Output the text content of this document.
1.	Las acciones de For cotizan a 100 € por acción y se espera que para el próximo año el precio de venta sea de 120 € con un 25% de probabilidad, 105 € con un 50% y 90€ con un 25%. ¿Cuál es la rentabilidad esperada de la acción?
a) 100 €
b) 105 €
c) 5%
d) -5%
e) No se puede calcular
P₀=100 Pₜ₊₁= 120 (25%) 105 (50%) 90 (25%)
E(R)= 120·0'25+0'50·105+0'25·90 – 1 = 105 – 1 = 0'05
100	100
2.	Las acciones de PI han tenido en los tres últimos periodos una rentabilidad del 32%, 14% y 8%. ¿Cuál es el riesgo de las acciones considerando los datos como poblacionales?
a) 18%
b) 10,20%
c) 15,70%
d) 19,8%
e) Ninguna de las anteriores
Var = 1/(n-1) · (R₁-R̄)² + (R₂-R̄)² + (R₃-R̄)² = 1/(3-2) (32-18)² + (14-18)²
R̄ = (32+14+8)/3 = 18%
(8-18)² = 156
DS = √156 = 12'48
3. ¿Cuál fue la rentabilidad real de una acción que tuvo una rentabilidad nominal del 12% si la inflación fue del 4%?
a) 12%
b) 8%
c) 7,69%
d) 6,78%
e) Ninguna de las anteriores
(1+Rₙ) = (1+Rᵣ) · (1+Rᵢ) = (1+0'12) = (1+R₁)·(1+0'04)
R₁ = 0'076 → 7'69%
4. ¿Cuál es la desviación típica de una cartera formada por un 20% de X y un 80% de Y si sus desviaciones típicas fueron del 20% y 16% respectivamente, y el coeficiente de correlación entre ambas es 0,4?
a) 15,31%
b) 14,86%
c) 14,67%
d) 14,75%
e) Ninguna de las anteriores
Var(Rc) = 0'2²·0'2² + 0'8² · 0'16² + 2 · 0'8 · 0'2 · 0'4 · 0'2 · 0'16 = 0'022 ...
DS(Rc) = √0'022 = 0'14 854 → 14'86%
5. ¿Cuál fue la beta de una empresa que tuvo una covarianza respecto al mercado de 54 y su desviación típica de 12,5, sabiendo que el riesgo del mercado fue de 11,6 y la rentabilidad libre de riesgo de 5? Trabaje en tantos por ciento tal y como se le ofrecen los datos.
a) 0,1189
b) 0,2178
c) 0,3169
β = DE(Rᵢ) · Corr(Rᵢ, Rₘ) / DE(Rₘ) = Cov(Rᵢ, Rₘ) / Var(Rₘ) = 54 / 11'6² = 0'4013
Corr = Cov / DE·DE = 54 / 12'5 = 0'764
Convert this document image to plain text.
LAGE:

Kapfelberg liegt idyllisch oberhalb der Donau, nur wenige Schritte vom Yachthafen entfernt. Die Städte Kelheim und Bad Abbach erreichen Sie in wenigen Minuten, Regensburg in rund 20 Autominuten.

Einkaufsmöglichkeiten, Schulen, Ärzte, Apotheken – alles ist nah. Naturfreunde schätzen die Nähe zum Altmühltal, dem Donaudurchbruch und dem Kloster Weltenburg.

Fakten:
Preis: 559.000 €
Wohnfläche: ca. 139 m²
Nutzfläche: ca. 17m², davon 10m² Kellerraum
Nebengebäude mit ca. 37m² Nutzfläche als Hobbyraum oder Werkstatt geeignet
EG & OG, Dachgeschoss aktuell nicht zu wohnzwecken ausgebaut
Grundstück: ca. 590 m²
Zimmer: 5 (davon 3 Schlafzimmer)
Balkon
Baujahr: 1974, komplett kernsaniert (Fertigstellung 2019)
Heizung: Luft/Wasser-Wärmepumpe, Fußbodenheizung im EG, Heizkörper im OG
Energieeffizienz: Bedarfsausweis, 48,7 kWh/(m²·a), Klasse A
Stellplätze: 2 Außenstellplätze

================

Set problem: Exactly as written, please output every entry.

Result:
Output the text content of this document.
1.	Las acciones de For cotizan a 100 € por acción y se espera que para el próximo año el precio de venta sea de 120 € con un 25% de probabilidad, 105 € con un 50% y 90€ con un 25%. ¿Cuál es la rentabilidad esperada de la acción?
a) 100 €
b) 105 €
c) 5%
d) -5%
e) No se puede calcular
P₀=100 Pₜ₊₁= 120 (25%) 105 (50%) 90 (25%)
E(R)= 120·0'25+0'50·105+0'25·90 – 1 = 105 – 1 = 0'05
100	100
2.	Las acciones de PI han tenido en los tres últimos periodos una rentabilidad del 32%, 14% y 8%. ¿Cuál es el riesgo de las acciones considerando los datos como poblacionales?
a) 18%
b) 10,20%
c) 15,70%
d) 19,8%
e) Ninguna de las anteriores
Var = 1/(n-1) · (R₁-R̄)² + (R₂-R̄)² + (R₃-R̄)² = 1/(3-2) (32-18)² + (14-18)²
R̄ = (32+14+8)/3 = 18%
(8-18)² = 156
DS = √156 = 12'48
3. ¿Cuál fue la rentabilidad real de una acción que tuvo una rentabilidad nominal del 12% si la inflación fue del 4%?
a) 12%
b) 8%
c) 7,69%
d) 6,78%
e) Ninguna de las anteriores
(1+Rₙ) = (1+Rᵣ) · (1+Rᵢ) = (1+0'12) = (1+R₁)·(1+0'04)
R₁ = 0'076 → 7'69%
4. ¿Cuál es la desviación típica de una cartera formada por un 20% de X y un 80% de Y si sus desviaciones típicas fueron del 20% y 16% respectivamente, y el coeficiente de correlación entre ambas es 0,4?
a) 15,31%
b) 14,86%
c) 14,67%
d) 14,75%
e) Ninguna de las anteriores
Var(Rc) = 0'2²·0'2² + 0'8² · 0'16² + 2 · 0'8 · 0'2 · 0'4 · 0'2 · 0'16 = 0'022 ...
DS(Rc) = √0'022 = 0'14 854 → 14'86%
5. ¿Cuál fue la beta de una empresa que tuvo una covarianza respecto al mercado de 54 y su desviación típica de 12,5, sabiendo que el riesgo del mercado fue de 11,6 y la rentabilidad libre de riesgo de 5? Trabaje en tantos por ciento tal y como se le ofrecen los datos.
a) 0,1189
b) 0,2178
c) 0,3169
β = DE(Rᵢ) · Corr(Rᵢ, Rₘ) / DE(Rₘ) = Cov(Rᵢ, Rₘ) / Var(Rₘ) = 54 / 11'6² = 0'4013
Corr = Cov / DE·DE = 54 / 12'5 = 0'764
Convert this document image to plain text.
LAGE:

Kapfelberg liegt idyllisch oberhalb der Donau, nur wenige Schritte vom Yachthafen entfernt. Die Städte Kelheim und Bad Abbach erreichen Sie in wenigen Minuten, Regensburg in rund 20 Autominuten.

Einkaufsmöglichkeiten, Schulen, Ärzte, Apotheken – alles ist nah. Naturfreunde schätzen die Nähe zum Altmühltal, dem Donaudurchbruch und dem Kloster Weltenburg.

Fakten:
Preis: 559.000 €
Wohnfläche: ca. 139 m²
Nutzfläche: ca. 17m², davon 10m² Kellerraum
Nebengebäude mit ca. 37m² Nutzfläche als Hobbyraum oder Werkstatt geeignet
EG & OG, Dachgeschoss aktuell nicht zu wohnzwecken ausgebaut
Grundstück: ca. 590 m²
Zimmer: 5 (davon 3 Schlafzimmer)
Balkon
Baujahr: 1974, komplett kernsaniert (Fertigstellung 2019)
Heizung: Luft/Wasser-Wärmepumpe, Fußbodenheizung im EG, Heizkörper im OG
Energieeffizienz: Bedarfsausweis, 48,7 kWh/(m²·a), Klasse A
Stellplätze: 2 Außenstellplätze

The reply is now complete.